Page text:
ECE graduate student Phal's research featured on journal cover for a third time

7/25/2022 Laura Schmitt

A skilled artist and photographer, ECE doctoral student Yamuna Phal relishes the opportunity to create striking images representing her research. In June, the Journal of Physical Chemistry C featured her work on its cover, marking the third time one of her papers made the cover of a major peer-reviewed journal.

Written by Laura Schmitt

A skilled artist and photographer, ECE doctoral student Yamuna Phal relishes the opportunity to create striking images representing her research. In June, the Journal of Physical Chemistry C featured her work on its cover, marking the third time one of her papers made the cover of a major peer-reviewed journal.

Yamuna Phal
Yamuna Phal

“It was an honor to have my artwork selected for the cover of another journal – it’s  a great source of joy and pride for me,” said Phal, a member of Bioengineering Professor Rohit Bhargava’s Chemical Imaging and Structures Lab. “I enjoy being able to use my artistic side to visually summarize theoretical and complex concepts.”

Phal’s paper, “Resolution limit in infrared chemical imaging,” with former ECE Professor P. Scott Carney, ECE alumnus Luke Pfister, and Bhargava, reports an information theory-based approach to quantify the resolution limit of chemical imaging systems by accounting for signal-to-noise ratio and the multiple wavelengths involved in this type of infrared imaging.

Her work provides an analytical formulation while demonstrating an improved resolution limit for spectral imaging systems compared to conventional optical imaging systems.

Chemical imaging techniques enable both molecular and optical evaluation of a sample, such as a tissue or a polymer, which provides more information about the sample than could be obtained by an optical microscope or spectroscopic measurements alone.

Chemical imaging is an emerging technique with broad applications in biomedical analyses and quality assurance and control for use in the pharmaceutical, polymer, semiconductor, agriculture, and security industries.  Illinois has been a leader in the development of infrared imaging technology and provided both theory and experimental methods that have pushed its limits.

For her cover artwork, Phal depicted the infrared light waves used in chemical imaging as orange spirals illuminating two representative samples. She also created close-up simulations of how conventional imaging techniques and novel chemical imaging methods would perceive the two samples.

Provided data:

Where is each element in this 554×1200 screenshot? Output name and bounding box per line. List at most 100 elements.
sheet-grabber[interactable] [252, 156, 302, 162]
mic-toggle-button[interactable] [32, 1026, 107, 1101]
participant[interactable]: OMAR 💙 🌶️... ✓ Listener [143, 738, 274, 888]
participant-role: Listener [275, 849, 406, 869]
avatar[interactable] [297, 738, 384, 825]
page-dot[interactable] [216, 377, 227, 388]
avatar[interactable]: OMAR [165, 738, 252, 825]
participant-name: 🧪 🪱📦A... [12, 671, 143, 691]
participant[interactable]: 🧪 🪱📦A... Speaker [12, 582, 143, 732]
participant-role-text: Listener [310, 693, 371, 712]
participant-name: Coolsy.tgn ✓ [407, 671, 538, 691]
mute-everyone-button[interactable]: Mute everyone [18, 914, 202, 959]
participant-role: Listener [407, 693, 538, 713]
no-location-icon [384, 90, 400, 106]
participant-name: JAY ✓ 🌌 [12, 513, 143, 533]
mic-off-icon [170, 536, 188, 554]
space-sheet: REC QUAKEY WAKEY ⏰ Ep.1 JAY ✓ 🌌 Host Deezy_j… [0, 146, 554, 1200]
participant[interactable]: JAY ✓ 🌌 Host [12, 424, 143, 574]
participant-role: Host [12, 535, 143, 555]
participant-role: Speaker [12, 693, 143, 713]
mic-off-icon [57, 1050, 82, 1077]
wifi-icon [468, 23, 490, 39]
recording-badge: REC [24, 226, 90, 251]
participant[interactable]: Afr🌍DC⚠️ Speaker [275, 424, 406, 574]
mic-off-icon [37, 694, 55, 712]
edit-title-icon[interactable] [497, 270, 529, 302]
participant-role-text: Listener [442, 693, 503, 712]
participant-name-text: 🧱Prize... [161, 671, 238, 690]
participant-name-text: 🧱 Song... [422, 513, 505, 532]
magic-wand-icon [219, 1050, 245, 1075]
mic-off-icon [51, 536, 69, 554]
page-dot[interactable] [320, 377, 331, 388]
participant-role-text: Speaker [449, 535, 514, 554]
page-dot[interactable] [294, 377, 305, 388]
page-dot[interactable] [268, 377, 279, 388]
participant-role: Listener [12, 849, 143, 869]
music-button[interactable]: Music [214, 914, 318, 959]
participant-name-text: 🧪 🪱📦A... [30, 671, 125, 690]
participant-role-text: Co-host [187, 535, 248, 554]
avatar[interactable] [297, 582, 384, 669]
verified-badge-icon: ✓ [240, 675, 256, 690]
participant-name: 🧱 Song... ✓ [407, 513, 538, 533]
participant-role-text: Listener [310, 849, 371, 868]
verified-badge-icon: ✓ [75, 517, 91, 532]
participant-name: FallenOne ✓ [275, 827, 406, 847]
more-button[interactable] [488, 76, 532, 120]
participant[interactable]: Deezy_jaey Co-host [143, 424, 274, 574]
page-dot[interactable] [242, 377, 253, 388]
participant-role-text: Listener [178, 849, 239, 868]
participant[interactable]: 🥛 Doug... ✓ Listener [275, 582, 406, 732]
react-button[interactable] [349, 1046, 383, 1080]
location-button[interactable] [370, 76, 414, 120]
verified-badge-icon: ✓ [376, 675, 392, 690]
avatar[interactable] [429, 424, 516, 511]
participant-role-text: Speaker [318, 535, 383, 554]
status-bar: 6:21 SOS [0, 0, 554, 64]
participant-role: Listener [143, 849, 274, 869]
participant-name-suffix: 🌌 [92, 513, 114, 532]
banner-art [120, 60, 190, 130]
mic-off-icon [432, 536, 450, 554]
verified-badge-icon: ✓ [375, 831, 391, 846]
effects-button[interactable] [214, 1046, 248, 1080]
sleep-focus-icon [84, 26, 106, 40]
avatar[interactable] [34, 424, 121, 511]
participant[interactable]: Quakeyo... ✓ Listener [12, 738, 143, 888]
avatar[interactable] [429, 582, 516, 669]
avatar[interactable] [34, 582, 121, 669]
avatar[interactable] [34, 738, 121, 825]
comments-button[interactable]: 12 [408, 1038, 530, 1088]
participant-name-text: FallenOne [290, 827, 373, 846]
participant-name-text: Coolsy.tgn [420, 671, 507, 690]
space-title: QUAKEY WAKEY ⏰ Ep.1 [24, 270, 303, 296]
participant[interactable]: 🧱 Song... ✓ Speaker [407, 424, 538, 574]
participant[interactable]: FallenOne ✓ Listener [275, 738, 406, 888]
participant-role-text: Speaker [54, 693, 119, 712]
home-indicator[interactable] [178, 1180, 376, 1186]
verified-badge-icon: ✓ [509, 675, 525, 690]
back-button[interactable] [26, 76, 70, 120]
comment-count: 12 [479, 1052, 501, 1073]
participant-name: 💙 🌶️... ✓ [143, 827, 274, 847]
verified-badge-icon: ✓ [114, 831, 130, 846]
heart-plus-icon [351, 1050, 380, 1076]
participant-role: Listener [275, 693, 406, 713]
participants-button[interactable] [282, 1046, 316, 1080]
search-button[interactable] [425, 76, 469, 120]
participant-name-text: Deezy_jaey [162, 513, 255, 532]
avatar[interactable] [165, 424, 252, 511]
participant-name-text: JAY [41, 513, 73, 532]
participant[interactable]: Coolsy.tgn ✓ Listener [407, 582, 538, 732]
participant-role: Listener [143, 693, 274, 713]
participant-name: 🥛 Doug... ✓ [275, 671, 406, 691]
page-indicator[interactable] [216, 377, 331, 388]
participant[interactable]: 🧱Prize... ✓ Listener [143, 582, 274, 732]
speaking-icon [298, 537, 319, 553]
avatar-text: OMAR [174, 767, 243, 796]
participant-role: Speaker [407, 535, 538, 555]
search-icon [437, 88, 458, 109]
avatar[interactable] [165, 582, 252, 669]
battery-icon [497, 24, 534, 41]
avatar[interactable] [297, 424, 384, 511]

Work to be completed:
Rewrite the article on Phal's journal cover starting at "Chemical imaging is" and ending at "the two samples.", changing "orange spirals" to "glowing spirals".

Response:
Chemical imaging is an emerging technique with broad applications in biomedical analyses and quality assurance and control for use in the pharmaceutical, polymer, semiconductor, agriculture, and security industries.  Illinois has been a leader in the development of infrared imaging technology and provided both theory and experimental methods that have pushed its limits.

For her cover artwork, Phal depicted the infrared light waves used in chemical imaging as glowing spirals illuminating two representative samples. She also created close-up simulations of how conventional imaging techniques and novel chemical imaging methods would perceive the two samples.